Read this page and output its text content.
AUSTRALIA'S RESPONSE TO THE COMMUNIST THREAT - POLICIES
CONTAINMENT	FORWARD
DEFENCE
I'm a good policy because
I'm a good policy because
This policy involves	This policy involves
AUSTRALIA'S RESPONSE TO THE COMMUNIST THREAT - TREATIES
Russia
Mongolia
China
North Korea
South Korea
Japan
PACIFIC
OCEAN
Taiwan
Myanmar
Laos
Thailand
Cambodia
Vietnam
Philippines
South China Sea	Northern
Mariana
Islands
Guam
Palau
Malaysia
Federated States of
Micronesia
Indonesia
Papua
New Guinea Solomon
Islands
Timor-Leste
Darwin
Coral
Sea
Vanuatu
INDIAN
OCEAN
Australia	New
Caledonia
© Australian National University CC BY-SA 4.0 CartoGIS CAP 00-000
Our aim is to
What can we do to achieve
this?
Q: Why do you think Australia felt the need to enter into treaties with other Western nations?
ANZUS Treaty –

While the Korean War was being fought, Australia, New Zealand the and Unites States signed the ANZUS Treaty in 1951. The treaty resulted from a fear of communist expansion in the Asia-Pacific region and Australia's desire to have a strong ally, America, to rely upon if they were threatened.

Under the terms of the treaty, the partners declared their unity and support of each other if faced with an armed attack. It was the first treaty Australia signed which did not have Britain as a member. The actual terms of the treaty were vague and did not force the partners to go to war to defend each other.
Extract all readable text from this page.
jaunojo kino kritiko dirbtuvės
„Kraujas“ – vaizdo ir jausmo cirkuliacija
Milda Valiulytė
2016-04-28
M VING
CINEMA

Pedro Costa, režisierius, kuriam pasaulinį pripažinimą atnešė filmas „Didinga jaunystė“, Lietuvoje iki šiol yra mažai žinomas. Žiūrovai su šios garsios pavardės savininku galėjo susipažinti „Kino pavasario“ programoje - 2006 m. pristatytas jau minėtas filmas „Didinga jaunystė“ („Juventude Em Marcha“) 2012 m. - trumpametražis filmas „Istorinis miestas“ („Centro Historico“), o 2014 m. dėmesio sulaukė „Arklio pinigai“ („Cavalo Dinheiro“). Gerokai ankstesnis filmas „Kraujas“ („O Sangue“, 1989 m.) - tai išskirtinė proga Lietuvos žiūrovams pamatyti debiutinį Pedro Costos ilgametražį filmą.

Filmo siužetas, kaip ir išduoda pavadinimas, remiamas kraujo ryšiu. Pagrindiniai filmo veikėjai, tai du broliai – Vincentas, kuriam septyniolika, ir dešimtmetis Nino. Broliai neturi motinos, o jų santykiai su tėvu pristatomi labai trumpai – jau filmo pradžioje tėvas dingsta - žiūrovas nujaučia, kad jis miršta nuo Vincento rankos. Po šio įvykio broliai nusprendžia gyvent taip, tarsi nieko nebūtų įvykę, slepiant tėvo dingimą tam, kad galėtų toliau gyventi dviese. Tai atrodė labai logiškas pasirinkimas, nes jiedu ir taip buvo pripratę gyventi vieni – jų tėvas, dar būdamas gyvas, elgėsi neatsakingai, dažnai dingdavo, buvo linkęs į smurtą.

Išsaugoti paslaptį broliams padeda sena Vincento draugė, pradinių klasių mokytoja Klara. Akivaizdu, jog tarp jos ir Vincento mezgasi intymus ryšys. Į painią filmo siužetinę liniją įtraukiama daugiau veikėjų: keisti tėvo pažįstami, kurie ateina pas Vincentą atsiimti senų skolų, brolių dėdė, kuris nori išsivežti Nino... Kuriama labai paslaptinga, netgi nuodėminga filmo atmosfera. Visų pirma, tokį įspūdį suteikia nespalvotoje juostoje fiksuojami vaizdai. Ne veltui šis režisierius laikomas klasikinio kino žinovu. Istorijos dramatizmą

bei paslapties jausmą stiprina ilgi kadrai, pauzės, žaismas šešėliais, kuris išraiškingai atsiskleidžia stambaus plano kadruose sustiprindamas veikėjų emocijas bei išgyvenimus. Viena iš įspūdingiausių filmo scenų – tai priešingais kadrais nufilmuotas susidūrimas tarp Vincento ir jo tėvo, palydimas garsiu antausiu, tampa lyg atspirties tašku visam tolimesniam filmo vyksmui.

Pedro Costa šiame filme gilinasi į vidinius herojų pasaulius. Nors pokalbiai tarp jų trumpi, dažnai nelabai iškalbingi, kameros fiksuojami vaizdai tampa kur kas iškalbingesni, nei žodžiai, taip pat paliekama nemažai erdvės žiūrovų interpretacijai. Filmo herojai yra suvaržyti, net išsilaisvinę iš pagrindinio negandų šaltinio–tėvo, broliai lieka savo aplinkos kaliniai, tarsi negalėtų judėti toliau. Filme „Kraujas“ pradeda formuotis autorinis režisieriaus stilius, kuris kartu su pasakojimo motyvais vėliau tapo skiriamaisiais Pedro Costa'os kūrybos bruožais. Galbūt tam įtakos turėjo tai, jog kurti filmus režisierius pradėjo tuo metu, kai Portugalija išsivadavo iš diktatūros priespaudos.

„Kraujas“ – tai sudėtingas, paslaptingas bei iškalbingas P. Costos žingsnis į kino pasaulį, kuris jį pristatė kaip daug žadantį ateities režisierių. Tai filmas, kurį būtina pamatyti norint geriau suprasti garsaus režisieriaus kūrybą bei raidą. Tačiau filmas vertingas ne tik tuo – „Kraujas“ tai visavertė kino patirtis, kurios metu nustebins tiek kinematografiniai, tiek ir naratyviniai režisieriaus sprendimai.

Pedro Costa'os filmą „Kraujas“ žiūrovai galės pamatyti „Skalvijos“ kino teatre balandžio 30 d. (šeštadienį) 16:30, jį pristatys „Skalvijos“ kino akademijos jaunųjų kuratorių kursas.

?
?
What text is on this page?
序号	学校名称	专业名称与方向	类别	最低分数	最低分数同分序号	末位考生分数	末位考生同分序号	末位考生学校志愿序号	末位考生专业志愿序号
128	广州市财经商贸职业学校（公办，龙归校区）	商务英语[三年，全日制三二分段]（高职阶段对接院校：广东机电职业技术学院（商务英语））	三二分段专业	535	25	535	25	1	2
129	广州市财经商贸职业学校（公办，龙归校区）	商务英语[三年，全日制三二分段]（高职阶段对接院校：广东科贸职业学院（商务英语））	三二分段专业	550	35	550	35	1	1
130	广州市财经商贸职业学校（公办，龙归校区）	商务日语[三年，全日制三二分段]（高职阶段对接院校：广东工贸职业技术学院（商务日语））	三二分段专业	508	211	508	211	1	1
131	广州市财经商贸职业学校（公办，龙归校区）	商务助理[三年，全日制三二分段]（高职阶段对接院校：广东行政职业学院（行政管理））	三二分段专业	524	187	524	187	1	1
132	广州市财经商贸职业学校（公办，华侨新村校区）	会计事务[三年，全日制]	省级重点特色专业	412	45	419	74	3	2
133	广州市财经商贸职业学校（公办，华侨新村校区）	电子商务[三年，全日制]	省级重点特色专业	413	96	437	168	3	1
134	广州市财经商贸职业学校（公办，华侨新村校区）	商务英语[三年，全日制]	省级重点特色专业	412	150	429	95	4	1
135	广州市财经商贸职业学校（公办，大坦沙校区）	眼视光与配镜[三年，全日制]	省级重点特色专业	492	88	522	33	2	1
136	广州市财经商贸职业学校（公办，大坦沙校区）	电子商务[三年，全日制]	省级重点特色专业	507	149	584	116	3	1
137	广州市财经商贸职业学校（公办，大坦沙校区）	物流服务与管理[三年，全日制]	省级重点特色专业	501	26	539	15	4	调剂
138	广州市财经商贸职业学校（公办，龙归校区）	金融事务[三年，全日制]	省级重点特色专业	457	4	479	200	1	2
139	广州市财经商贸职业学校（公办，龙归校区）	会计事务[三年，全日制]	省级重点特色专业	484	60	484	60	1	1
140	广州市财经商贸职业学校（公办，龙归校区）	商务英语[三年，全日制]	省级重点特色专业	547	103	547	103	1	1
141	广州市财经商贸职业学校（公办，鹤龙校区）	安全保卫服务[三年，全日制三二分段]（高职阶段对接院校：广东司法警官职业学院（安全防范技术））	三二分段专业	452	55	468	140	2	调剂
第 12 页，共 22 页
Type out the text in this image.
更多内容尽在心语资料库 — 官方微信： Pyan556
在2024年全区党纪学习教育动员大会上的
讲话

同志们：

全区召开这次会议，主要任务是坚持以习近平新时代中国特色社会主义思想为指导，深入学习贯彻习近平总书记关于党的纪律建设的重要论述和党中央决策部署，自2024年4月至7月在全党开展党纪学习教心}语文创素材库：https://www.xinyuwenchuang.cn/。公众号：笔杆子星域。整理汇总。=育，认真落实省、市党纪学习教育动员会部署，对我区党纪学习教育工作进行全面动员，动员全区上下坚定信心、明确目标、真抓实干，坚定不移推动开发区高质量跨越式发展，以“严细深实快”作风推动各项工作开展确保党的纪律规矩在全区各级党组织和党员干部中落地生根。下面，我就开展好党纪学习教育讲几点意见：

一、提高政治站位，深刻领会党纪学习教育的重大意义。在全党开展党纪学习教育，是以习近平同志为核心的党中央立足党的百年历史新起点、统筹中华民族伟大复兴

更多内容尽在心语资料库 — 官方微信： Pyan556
+++
> _TASK BRIEF_
Please quote nothing but the lines from the line with "Type out the text in this image." through the end of the data above, exactly as written, ends included.

> _OUTPUT FOR THIS TASK_
Type out the text in this image.
更多内容尽在心语资料库 — 官方微信： Pyan556
在2024年全区党纪学习教育动员大会上的
讲话

同志们：

全区召开这次会议，主要任务是坚持以习近平新时代中国特色社会主义思想为指导，深入学习贯彻习近平总书记关于党的纪律建设的重要论述和党中央决策部署，自2024年4月至7月在全党开展党纪学习教心}语文创素材库：https://www.xinyuwenchuang.cn/。公众号：笔杆子星域。整理汇总。=育，认真落实省、市党纪学习教育动员会部署，对我区党纪学习教育工作进行全面动员，动员全区上下坚定信心、明确目标、真抓实干，坚定不移推动开发区高质量跨越式发展，以“严细深实快”作风推动各项工作开展确保党的纪律规矩在全区各级党组织和党员干部中落地生根。下面，我就开展好党纪学习教育讲几点意见：

一、提高政治站位，深刻领会党纪学习教育的重大意义。在全党开展党纪学习教育，是以习近平同志为核心的党中央立足党的百年历史新起点、统筹中华民族伟大复兴

更多内容尽在心语资料库 — 官方微信： Pyan556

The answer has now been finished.